Data shown:

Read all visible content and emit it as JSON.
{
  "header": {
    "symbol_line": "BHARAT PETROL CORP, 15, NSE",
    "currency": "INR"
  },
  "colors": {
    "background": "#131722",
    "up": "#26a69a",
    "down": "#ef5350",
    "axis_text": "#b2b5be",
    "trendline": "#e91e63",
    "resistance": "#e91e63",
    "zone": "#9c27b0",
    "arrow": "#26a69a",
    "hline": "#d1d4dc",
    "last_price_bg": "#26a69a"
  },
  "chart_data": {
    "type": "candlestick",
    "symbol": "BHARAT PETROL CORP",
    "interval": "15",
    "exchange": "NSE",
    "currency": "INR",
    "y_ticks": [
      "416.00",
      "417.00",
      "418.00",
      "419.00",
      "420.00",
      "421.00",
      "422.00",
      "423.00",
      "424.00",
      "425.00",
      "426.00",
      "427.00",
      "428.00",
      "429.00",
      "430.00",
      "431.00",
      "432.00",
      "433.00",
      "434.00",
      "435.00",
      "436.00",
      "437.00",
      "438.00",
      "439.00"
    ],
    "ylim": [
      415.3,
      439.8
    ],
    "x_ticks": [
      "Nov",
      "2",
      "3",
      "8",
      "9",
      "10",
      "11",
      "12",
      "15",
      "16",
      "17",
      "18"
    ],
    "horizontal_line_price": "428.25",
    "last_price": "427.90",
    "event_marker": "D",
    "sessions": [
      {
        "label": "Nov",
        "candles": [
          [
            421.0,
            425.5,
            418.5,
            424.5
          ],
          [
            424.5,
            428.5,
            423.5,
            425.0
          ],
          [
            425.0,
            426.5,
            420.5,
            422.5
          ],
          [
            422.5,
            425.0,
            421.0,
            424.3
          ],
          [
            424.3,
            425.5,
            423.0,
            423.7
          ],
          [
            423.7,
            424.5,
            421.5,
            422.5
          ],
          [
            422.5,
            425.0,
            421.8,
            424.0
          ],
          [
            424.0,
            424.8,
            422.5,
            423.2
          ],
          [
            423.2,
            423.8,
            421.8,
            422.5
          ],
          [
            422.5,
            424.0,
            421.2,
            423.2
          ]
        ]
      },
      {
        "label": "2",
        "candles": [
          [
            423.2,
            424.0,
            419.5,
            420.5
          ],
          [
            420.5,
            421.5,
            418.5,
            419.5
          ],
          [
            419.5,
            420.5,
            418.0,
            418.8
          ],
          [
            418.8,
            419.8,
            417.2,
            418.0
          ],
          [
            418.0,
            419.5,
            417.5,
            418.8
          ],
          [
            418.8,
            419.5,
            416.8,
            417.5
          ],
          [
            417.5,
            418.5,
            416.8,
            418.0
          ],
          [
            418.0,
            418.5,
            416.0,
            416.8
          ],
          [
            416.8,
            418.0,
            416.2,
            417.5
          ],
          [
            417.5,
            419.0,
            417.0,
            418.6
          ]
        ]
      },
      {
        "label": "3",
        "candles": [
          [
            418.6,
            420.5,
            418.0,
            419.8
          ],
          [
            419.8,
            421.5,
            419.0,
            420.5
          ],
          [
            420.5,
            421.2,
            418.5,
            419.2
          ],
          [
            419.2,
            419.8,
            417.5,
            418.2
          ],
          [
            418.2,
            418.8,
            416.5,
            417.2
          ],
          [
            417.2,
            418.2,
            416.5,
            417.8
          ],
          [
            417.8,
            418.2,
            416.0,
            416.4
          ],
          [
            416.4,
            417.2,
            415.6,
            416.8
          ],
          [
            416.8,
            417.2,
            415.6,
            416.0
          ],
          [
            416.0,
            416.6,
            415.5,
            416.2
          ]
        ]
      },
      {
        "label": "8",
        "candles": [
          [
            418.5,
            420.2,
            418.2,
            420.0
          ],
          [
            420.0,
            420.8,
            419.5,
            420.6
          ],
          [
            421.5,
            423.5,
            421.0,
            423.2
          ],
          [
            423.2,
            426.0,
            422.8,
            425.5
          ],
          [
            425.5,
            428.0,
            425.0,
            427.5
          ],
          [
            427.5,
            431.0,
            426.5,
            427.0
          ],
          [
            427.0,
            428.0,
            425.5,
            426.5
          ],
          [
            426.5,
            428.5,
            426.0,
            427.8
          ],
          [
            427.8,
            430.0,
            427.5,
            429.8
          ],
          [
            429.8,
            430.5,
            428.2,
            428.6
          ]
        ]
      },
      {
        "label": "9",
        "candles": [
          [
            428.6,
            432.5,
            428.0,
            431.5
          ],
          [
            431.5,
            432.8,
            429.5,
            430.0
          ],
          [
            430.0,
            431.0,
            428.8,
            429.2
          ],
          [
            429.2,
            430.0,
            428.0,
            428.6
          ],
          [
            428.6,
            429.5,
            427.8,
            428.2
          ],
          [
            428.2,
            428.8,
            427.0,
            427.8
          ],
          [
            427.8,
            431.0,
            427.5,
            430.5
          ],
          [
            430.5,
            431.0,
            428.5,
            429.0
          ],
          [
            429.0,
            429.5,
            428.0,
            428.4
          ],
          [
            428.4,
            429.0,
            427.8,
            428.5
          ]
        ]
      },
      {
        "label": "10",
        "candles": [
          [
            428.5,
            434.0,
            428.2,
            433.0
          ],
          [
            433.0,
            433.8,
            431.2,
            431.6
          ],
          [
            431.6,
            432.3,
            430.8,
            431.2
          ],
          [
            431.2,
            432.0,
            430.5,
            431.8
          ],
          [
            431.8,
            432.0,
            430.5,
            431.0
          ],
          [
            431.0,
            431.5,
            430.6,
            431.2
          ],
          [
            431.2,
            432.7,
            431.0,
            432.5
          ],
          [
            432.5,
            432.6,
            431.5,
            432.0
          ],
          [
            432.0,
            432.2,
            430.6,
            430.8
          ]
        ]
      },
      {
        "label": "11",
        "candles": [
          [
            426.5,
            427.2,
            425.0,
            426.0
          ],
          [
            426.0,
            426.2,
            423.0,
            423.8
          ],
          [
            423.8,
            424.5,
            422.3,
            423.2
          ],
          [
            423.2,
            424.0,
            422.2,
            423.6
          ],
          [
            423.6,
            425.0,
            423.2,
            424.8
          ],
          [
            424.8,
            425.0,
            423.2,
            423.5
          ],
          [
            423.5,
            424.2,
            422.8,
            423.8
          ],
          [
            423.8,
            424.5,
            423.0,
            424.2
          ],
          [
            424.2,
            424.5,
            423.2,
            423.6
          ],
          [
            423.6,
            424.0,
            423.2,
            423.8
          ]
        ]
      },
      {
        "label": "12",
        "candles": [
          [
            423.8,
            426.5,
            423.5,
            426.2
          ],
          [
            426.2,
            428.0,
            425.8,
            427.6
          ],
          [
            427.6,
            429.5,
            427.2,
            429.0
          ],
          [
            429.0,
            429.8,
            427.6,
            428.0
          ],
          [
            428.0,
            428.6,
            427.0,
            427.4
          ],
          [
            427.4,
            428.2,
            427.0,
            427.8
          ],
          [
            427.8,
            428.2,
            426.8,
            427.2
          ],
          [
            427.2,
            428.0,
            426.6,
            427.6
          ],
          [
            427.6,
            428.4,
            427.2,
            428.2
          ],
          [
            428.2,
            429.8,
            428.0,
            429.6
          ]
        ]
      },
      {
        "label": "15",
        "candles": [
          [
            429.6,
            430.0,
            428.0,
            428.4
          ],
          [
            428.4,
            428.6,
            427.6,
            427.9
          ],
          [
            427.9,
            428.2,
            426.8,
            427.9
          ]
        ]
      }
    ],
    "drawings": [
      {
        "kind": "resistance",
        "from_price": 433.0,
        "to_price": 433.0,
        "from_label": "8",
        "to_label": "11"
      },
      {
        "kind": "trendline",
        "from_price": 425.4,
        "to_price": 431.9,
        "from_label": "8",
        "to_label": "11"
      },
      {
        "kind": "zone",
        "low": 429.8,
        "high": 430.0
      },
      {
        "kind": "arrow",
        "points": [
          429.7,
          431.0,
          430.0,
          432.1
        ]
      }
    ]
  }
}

What you will do:
Say how many lines of the data include the word "PETROL". Respond with the number alone.

Exercise response:
2